**Tâches à réaliser**
a: Relevez, dans l'extrait ci-dessous sur le projet de loi C-55, les quatre points qui résument la cause du Canada.
b: D'après l'extrait ci-dessous sur le projet de loi C-55, les affirmations suivantes sont-elles exactes ? Répondez par oui ou par non et citez les mots du texte qui tranchent.
(i) L'amendement proposé fait entrer le projet de loi en vigueur dès son adoption.
(ii) Les discussions avec les Américains se poursuivent.
(iii) L'orateur a commenté ses discussions plus librement que d'habitude.
c: Prolongez l'extrait ci-dessous sur le projet de loi C-55 en reprenant après sa dernière phrase.

Ils voulaient renouer le dialogue, ils voulaient entreprendre des discussions informelles. Ainsi, comme preuve de notre bonne volonté, j'ai proposé aux députés de la Chambre des communes une modification. Cet amendement prévoit que s'il est adopté, le projet de loi n'entrera en vigueur qu'au moment où le premier ministre et le Cabinet l'auront décidé.

On aurait pu croire que le gouvernement ne parviendrait jamais à présenter ce projet de loi au Sénat ou que le projet de loi serait bloqué au Sénat, mais il en a été tout autrement.

[Traduction]

Tout au long de ce débat, j'ai fait preuve de beaucoup plus de prudence que d'habitude quand venait le temps de commenter mes discussions. Cependant, les représentants américains eux-mêmes disent maintenant aux Canadiens: «Voyez le chemin que nous avons fait depuis juillet dernier, alors que nous disions que nous ne concéderions rien au Canada à ce sujet.»

[Français]

Honorables sénateurs, chaque fois que nous franchissons une étape de plus vers la sanction royale du projet de loi C-55, nous faisons progresser la cause du Canada qui se résume en quatre points: un contenu canadien dans les périodiques destinés aux Canadiens et aux Canadiennes, l'élimination du dumping des produits étrangers, la sauvegarde et l'essor de la culture canadienne et la défense des valeurs canadiennes.

[Traduction]

Honorables sénateurs, lors de ma dernière comparution devant votre comité, je vous ai dit que je ne me prêterais à aucun jeu. Voilà pourquoi je peux vous assurer ce matin que le projet de oi C-55 constitue toujours ce que nous avons de mieux à proposer en ce qui a trait à nos périodiques canadiens. Cela étant dit, nous discutons toujours avec nos amis américains. Si nos voisins du Sud croient qu'ils ont une meilleure offre à nous faire et que nous estimons que cette dernière répond aux exigences dont je viens de vous faire état, nous l'analyserons. Dans une telle éventualité, et si les honorables sénateurs me permettent de comparaître à nouveau devant eux, je me présenterai à nouveau devant votre comité afin de vous soumettre moi-même toute offre de cette nature.

**Données tirées d'une collection**
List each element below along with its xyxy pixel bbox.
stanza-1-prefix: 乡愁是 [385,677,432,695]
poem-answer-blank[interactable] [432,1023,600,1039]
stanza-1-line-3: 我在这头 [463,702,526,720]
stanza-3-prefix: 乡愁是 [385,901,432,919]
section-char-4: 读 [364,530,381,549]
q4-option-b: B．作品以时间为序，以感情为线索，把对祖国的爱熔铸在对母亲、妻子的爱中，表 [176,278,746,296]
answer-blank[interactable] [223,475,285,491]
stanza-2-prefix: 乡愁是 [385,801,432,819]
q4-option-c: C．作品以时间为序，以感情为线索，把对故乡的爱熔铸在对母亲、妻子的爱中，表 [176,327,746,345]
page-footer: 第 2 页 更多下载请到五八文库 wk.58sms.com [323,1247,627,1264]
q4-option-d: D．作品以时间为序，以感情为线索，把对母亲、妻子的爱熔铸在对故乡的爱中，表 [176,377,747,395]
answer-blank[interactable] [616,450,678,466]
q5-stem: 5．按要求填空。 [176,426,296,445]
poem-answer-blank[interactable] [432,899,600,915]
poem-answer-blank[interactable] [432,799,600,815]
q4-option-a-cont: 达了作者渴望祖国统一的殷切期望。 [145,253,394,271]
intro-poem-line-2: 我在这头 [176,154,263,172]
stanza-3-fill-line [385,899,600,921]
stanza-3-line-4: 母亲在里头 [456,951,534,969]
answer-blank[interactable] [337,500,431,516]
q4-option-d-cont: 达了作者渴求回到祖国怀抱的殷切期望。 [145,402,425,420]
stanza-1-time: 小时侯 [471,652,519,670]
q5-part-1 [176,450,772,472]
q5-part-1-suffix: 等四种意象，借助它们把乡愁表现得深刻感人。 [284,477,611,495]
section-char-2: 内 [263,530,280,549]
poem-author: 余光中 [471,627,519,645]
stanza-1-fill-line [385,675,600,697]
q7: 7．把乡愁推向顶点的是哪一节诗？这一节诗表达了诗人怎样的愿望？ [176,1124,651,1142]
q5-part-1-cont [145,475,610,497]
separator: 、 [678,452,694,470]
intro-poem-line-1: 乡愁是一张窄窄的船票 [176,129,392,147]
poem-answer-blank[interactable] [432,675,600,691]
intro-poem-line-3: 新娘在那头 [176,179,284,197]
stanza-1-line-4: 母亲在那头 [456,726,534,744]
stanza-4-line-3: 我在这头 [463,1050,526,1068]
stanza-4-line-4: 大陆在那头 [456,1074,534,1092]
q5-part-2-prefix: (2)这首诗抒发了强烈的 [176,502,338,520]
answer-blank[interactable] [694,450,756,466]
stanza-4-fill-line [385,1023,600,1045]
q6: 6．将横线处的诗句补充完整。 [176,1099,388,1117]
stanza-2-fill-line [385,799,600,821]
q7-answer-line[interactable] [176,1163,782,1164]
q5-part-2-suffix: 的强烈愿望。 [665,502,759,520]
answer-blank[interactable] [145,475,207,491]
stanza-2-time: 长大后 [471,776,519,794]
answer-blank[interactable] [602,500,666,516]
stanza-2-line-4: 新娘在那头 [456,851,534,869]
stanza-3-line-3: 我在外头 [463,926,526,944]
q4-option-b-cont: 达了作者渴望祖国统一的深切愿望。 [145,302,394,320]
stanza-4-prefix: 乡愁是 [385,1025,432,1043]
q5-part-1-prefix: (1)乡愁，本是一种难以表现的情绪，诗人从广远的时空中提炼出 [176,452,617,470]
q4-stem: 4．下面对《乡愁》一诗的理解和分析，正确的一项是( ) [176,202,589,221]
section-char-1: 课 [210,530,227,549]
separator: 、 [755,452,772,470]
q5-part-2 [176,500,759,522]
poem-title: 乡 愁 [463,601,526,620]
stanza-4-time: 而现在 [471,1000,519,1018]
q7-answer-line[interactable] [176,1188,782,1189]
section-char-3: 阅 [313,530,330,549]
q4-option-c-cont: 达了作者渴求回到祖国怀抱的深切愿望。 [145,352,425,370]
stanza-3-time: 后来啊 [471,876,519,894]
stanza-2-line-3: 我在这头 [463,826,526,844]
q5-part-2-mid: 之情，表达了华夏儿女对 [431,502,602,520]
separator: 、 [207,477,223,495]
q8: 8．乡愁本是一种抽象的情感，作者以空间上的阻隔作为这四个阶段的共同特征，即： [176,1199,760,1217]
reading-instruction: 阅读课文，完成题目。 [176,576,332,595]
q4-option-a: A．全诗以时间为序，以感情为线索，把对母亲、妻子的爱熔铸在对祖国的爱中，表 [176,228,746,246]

**Réponses aux exercices**
a:
- un contenu canadien dans les périodiques destinés aux Canadiens et aux Canadiennes
- l'élimination du dumping des produits étrangers
- la sauvegarde et l'essor de la culture canadienne
- la défense des valeurs canadiennes

b:
(i) Non : « le projet de loi n'entrera en vigueur qu'au moment où le premier ministre et le Cabinet l'auront décidé »
(ii) Oui : « Cela étant dit, nous discutons toujours avec nos amis américains. »
(iii) Non : « j'ai fait preuve de beaucoup plus de prudence que d'habitude quand venait le temps de commenter mes discussions »

c:
Le sénateur Lynch-Staunton: Je ne sais toujours pas de quoi il retourne. Vous avez dit que si vous aviez des offres à soumettre, vous les soumettriez à notre comité. Qu'attendriez-vous alors du comité? Vous avez dit que si des propositions découlant des discussions en cours obtenaient votre aval, vous les amèneriez d'abord ici. Que ferions-nous de ces propositions? Quel serait le but visé?

Mme Copps: Vous auriez à les analyser pour voir s'il y aurait certains amendements que vous pourriez accepter.

Le sénateur Lynch-Staunton: Si nous entreprenons l'examen article par article de ce projet de loi aujourd'hui et qu'il est ensuite adopté en troisième lecture avant la fin des travaux, il ne pourra pas nous être soumis pour que nous puissions y apporter des amendements.

Mme Copps: La loi elle-même ne peut être promulguée tant que la clause d'entrée en vigueur n'a pas été approuvée, ce qui vous donne l'occasion d'apporter des amendements à tout moment.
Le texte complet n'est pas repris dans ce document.